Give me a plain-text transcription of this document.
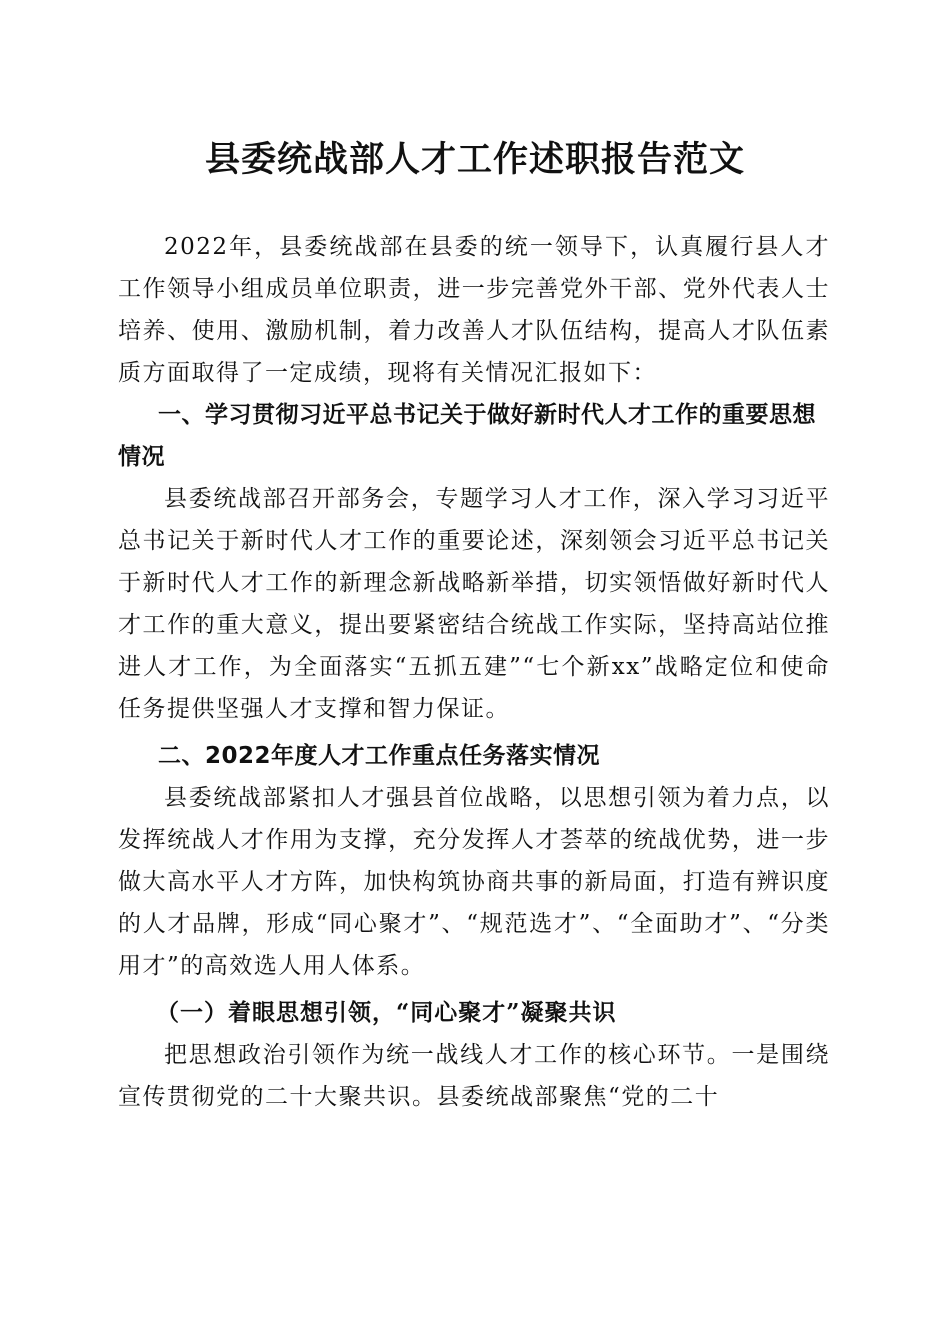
县委统战部人才工作述职报告范文

2022年，县委统战部在县委的统一领导下，认真履行县人才工作领导小组成员单位职责，进一步完善党外干部、党外代表人士培养、使用、激励机制，着力改善人才队伍结构，提高人才队伍素质方面取得了一定成绩，现将有关情况汇报如下：

一、学习贯彻习近平总书记关于做好新时代人才工作的重要思想情况

县委统战部召开部务会，专题学习人才工作，深入学习习近平总书记关于新时代人才工作的重要论述，深刻领会习近平总书记关于新时代人才工作的新理念新战略新举措，切实领悟做好新时代人才工作的重大意义，提出要紧密结合统战工作实际，坚持高站位推进人才工作，为全面落实“五抓五建”“七个新xx”战略定位和使命任务提供坚强人才支撑和智力保证。

二、2022年度人才工作重点任务落实情况

县委统战部紧扣人才强县首位战略，以思想引领为着力点，以发挥统战人才作用为支撑，充分发挥人才荟萃的统战优势，进一步做大高水平人才方阵，加快构筑协商共事的新局面，打造有辨识度的人才品牌，形成“同心聚才”、“规范选才”、“全面助才”、“分类用才”的高效选人用人体系。

（一）着眼思想引领，“同心聚才”凝聚共识

把思想政治引领作为统一战线人才工作的核心环节。一是围绕宣传贯彻党的二十大聚共识。县委统战部聚焦“党的二十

THE TASK
Write down every line of the data above that includes the string "同心聚才".

REPLY
县委统战部紧扣人才强县首位战略，以思想引领为着力点，以发挥统战人才作用为支撑，充分发挥人才荟萃的统战优势，进一步做大高水平人才方阵，加快构筑协商共事的新局面，打造有辨识度的人才品牌，形成“同心聚才”、“规范选才”、“全面助才”、“分类用才”的高效选人用人体系。
（一）着眼思想引领，“同心聚才”凝聚共识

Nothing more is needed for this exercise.